BEGIN Recorded information

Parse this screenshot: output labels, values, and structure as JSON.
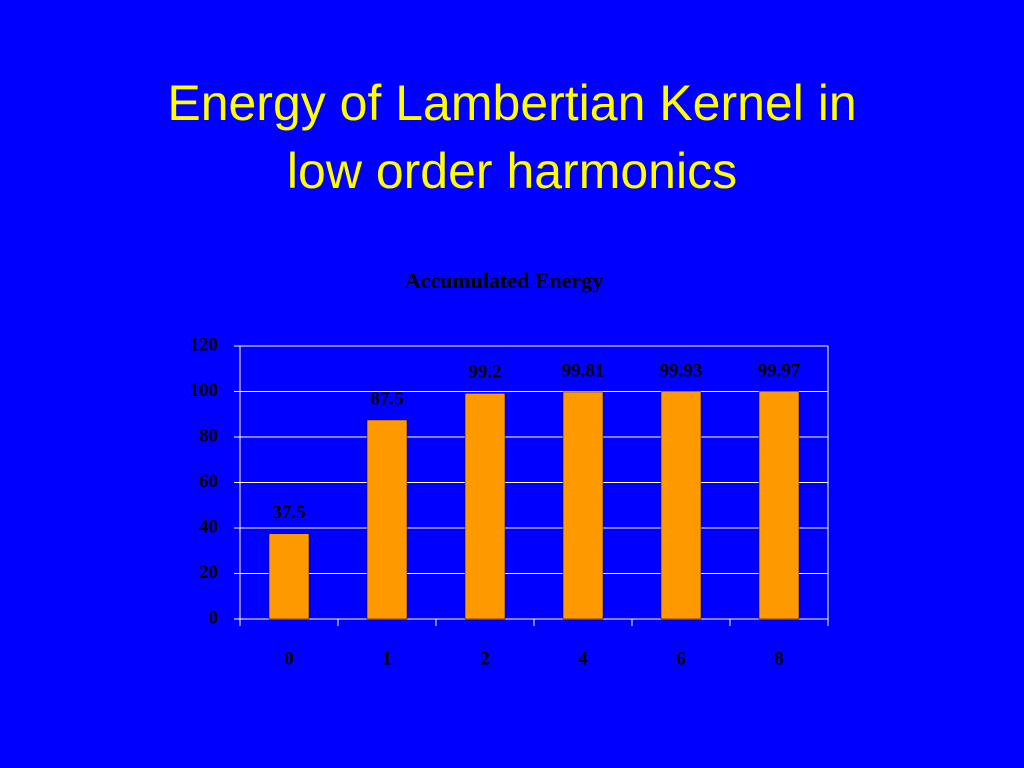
{
  "slide_title": [
    "Energy of Lambertian Kernel in",
    "low order harmonics"
  ],
  "chart_data": {
    "type": "bar",
    "title": "Accumulated Energy",
    "categories": [
      "0",
      "1",
      "2",
      "4",
      "6",
      "8"
    ],
    "values": [
      37.5,
      87.5,
      99.2,
      99.81,
      99.93,
      99.97
    ],
    "color": "#ff9900",
    "ylim": [
      0,
      120
    ],
    "yticks": [
      0,
      20,
      40,
      60,
      80,
      100,
      120
    ],
    "grid": true
  }
}
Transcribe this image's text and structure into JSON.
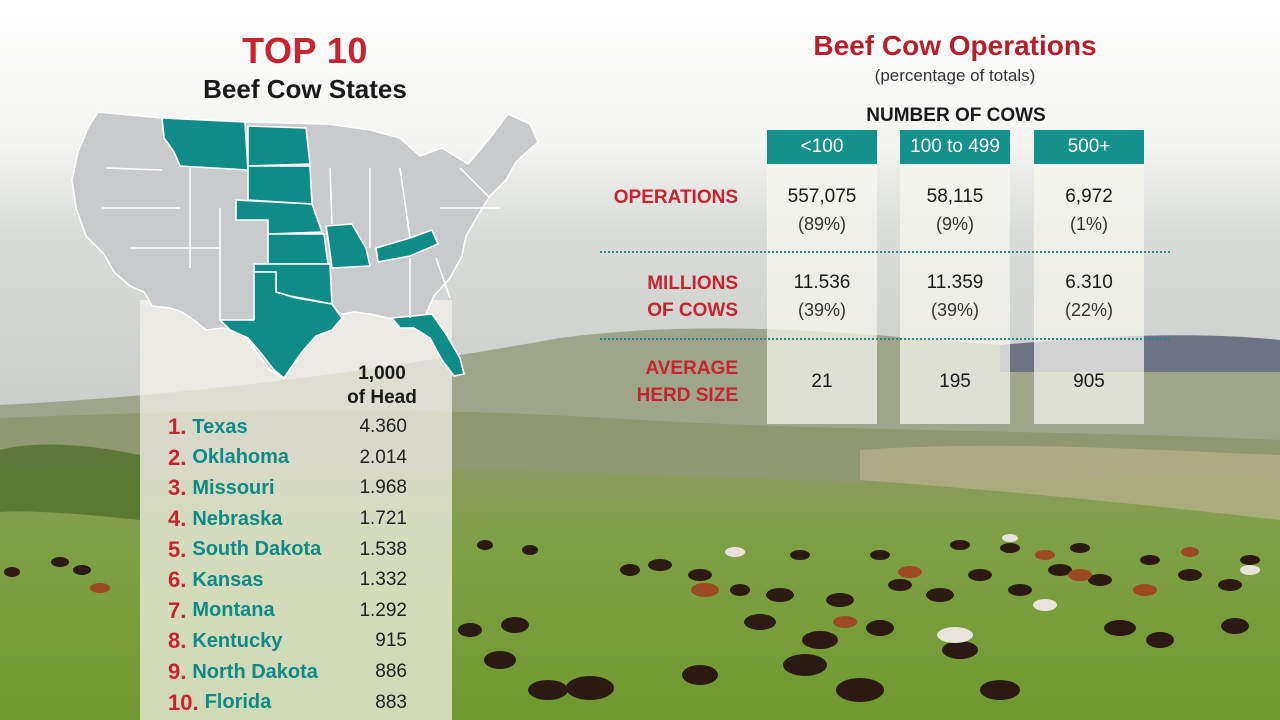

END Recorded information

_Problem details_
Images in the data above are to be skipped. Retype all other material exactly.

_Correct response_
Parse this screenshot: output labels, values, and structure as JSON.
{
  "slide_title": [
    "Energy of Lambertian Kernel in",
    "low order harmonics"
  ],
  "chart_data": {
    "type": "bar",
    "title": "Accumulated Energy",
    "categories": [
      "0",
      "1",
      "2",
      "4",
      "6",
      "8"
    ],
    "values": [
      37.5,
      87.5,
      99.2,
      99.81,
      99.93,
      99.97
    ],
    "color": "#ff9900",
    "ylim": [
      0,
      120
    ],
    "yticks": [
      0,
      20,
      40,
      60,
      80,
      100,
      120
    ],
    "grid": true
  }
}
Transcribe this image's text and structure into JSON.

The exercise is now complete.